**Work to complete**
Look through the listing below and report how many lines contain "Confirm", as a bare number.
## Start
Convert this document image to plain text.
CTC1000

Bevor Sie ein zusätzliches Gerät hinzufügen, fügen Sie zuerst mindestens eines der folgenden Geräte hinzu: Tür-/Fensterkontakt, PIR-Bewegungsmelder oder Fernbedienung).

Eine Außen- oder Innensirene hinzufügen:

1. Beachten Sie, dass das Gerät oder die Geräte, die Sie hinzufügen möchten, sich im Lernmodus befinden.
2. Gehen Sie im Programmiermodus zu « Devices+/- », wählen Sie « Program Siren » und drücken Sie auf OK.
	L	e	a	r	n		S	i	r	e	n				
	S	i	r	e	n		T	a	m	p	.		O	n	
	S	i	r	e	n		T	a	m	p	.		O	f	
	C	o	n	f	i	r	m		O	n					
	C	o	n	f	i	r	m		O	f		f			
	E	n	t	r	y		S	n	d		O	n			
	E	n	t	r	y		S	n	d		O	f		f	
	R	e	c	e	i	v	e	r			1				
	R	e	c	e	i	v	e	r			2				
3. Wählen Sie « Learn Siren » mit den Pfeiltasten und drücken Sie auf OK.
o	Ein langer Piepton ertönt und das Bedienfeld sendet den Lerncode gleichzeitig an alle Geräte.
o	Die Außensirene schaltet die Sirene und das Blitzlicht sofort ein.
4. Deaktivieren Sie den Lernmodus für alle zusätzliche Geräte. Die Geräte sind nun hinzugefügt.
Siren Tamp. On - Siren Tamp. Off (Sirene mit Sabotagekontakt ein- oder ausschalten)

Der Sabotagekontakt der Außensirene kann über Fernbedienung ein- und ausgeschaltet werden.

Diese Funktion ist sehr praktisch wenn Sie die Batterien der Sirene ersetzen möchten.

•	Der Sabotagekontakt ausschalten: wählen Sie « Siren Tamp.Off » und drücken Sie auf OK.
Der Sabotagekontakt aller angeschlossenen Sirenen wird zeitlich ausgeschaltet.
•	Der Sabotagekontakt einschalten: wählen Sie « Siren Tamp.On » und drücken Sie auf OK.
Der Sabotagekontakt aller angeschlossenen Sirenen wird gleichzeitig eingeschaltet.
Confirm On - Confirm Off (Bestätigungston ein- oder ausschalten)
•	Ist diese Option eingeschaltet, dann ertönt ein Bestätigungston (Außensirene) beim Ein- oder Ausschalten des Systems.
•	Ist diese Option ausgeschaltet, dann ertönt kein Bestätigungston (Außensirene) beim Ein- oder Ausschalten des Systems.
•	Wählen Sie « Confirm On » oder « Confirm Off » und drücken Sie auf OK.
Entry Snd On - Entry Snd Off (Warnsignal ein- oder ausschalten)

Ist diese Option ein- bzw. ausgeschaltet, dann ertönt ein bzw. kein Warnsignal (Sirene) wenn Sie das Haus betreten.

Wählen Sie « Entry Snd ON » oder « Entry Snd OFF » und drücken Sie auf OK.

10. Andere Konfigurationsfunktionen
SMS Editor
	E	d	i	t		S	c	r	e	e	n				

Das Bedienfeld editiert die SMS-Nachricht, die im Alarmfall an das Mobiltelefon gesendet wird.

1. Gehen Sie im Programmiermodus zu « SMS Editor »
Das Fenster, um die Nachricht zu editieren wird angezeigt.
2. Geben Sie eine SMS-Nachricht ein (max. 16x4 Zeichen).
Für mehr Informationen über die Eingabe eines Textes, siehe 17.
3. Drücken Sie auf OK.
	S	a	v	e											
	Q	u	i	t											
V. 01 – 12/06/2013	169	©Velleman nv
## End
**Result of the exercise**
2